»»
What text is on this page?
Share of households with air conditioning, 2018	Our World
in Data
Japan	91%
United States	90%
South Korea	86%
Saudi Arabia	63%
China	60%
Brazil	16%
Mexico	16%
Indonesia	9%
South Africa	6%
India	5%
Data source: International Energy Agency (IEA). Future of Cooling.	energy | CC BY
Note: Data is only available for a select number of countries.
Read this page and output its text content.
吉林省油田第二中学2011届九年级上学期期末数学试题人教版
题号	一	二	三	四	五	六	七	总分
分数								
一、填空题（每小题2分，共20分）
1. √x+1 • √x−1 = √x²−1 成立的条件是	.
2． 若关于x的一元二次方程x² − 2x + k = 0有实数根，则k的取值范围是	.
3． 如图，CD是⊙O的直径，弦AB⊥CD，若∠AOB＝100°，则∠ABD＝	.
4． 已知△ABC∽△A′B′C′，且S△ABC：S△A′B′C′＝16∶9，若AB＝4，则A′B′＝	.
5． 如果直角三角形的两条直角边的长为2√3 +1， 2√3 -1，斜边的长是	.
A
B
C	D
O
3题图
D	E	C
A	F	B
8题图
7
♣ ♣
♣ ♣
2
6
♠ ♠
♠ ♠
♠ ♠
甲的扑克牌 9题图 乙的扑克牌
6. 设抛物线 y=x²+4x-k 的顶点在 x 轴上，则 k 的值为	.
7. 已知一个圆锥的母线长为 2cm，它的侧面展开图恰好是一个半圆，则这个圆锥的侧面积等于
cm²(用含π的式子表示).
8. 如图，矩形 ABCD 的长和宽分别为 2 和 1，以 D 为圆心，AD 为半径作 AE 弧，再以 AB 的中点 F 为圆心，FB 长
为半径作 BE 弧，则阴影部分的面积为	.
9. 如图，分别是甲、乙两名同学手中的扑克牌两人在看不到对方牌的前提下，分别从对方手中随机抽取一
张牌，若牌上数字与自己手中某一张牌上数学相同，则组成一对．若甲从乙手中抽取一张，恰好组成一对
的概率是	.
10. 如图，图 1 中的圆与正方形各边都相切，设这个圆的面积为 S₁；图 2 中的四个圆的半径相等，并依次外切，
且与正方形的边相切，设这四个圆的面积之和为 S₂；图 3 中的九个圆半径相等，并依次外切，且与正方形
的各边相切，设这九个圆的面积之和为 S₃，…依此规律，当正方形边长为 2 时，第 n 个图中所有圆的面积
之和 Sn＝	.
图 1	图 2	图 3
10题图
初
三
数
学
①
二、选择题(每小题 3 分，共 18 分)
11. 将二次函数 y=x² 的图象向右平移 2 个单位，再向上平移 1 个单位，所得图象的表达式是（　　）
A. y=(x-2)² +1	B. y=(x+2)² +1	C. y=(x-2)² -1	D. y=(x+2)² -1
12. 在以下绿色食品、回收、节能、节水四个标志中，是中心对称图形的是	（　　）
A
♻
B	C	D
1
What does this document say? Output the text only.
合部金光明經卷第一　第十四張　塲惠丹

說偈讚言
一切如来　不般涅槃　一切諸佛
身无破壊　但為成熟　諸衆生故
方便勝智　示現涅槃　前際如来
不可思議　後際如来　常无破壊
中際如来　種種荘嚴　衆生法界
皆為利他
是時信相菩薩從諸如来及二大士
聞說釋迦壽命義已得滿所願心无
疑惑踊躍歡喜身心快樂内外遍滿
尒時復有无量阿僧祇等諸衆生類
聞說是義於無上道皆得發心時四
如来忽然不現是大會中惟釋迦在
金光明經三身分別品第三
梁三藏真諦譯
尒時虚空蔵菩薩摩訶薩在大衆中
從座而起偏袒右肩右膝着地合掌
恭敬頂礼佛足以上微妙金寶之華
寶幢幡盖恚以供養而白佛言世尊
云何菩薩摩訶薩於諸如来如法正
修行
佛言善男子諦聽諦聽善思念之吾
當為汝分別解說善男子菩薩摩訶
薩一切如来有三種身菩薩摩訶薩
««
**REQUIRED TASK**
Output all of the material exactly as written.

**RESPONSE**
What text is on this page?
Share of households with air conditioning, 2018	Our World
in Data
Japan	91%
United States	90%
South Korea	86%
Saudi Arabia	63%
China	60%
Brazil	16%
Mexico	16%
Indonesia	9%
South Africa	6%
India	5%
Data source: International Energy Agency (IEA). Future of Cooling.	energy | CC BY
Note: Data is only available for a select number of countries.
Read this page and output its text content.
吉林省油田第二中学2011届九年级上学期期末数学试题人教版
题号	一	二	三	四	五	六	七	总分
分数								
一、填空题（每小题2分，共20分）
1. √x+1 • √x−1 = √x²−1 成立的条件是	.
2． 若关于x的一元二次方程x² − 2x + k = 0有实数根，则k的取值范围是	.
3． 如图，CD是⊙O的直径，弦AB⊥CD，若∠AOB＝100°，则∠ABD＝	.
4． 已知△ABC∽△A′B′C′，且S△ABC：S△A′B′C′＝16∶9，若AB＝4，则A′B′＝	.
5． 如果直角三角形的两条直角边的长为2√3 +1， 2√3 -1，斜边的长是	.
A
B
C	D
O
3题图
D	E	C
A	F	B
8题图
7
♣ ♣
♣ ♣
2
6
♠ ♠
♠ ♠
♠ ♠
甲的扑克牌 9题图 乙的扑克牌
6. 设抛物线 y=x²+4x-k 的顶点在 x 轴上，则 k 的值为	.
7. 已知一个圆锥的母线长为 2cm，它的侧面展开图恰好是一个半圆，则这个圆锥的侧面积等于
cm²(用含π的式子表示).
8. 如图，矩形 ABCD 的长和宽分别为 2 和 1，以 D 为圆心，AD 为半径作 AE 弧，再以 AB 的中点 F 为圆心，FB 长
为半径作 BE 弧，则阴影部分的面积为	.
9. 如图，分别是甲、乙两名同学手中的扑克牌两人在看不到对方牌的前提下，分别从对方手中随机抽取一
张牌，若牌上数字与自己手中某一张牌上数学相同，则组成一对．若甲从乙手中抽取一张，恰好组成一对
的概率是	.
10. 如图，图 1 中的圆与正方形各边都相切，设这个圆的面积为 S₁；图 2 中的四个圆的半径相等，并依次外切，
且与正方形的边相切，设这四个圆的面积之和为 S₂；图 3 中的九个圆半径相等，并依次外切，且与正方形
的各边相切，设这九个圆的面积之和为 S₃，…依此规律，当正方形边长为 2 时，第 n 个图中所有圆的面积
之和 Sn＝	.
图 1	图 2	图 3
10题图
初
三
数
学
①
二、选择题(每小题 3 分，共 18 分)
11. 将二次函数 y=x² 的图象向右平移 2 个单位，再向上平移 1 个单位，所得图象的表达式是（　　）
A. y=(x-2)² +1	B. y=(x+2)² +1	C. y=(x-2)² -1	D. y=(x+2)² -1
12. 在以下绿色食品、回收、节能、节水四个标志中，是中心对称图形的是	（　　）
A
♻
B	C	D
1
What does this document say? Output the text only.
合部金光明經卷第一　第十四張　塲惠丹

說偈讚言
一切如来　不般涅槃　一切諸佛
身无破壊　但為成熟　諸衆生故
方便勝智　示現涅槃　前際如来
不可思議　後際如来　常无破壊
中際如来　種種荘嚴　衆生法界
皆為利他
是時信相菩薩從諸如来及二大士
聞說釋迦壽命義已得滿所願心无
疑惑踊躍歡喜身心快樂内外遍滿
尒時復有无量阿僧祇等諸衆生類
聞說是義於無上道皆得發心時四
如来忽然不現是大會中惟釋迦在
金光明經三身分別品第三
梁三藏真諦譯
尒時虚空蔵菩薩摩訶薩在大衆中
從座而起偏袒右肩右膝着地合掌
恭敬頂礼佛足以上微妙金寶之華
寶幢幡盖恚以供養而白佛言世尊
云何菩薩摩訶薩於諸如来如法正
修行
佛言善男子諦聽諦聽善思念之吾
當為汝分別解說善男子菩薩摩訶
薩一切如来有三種身菩薩摩訶薩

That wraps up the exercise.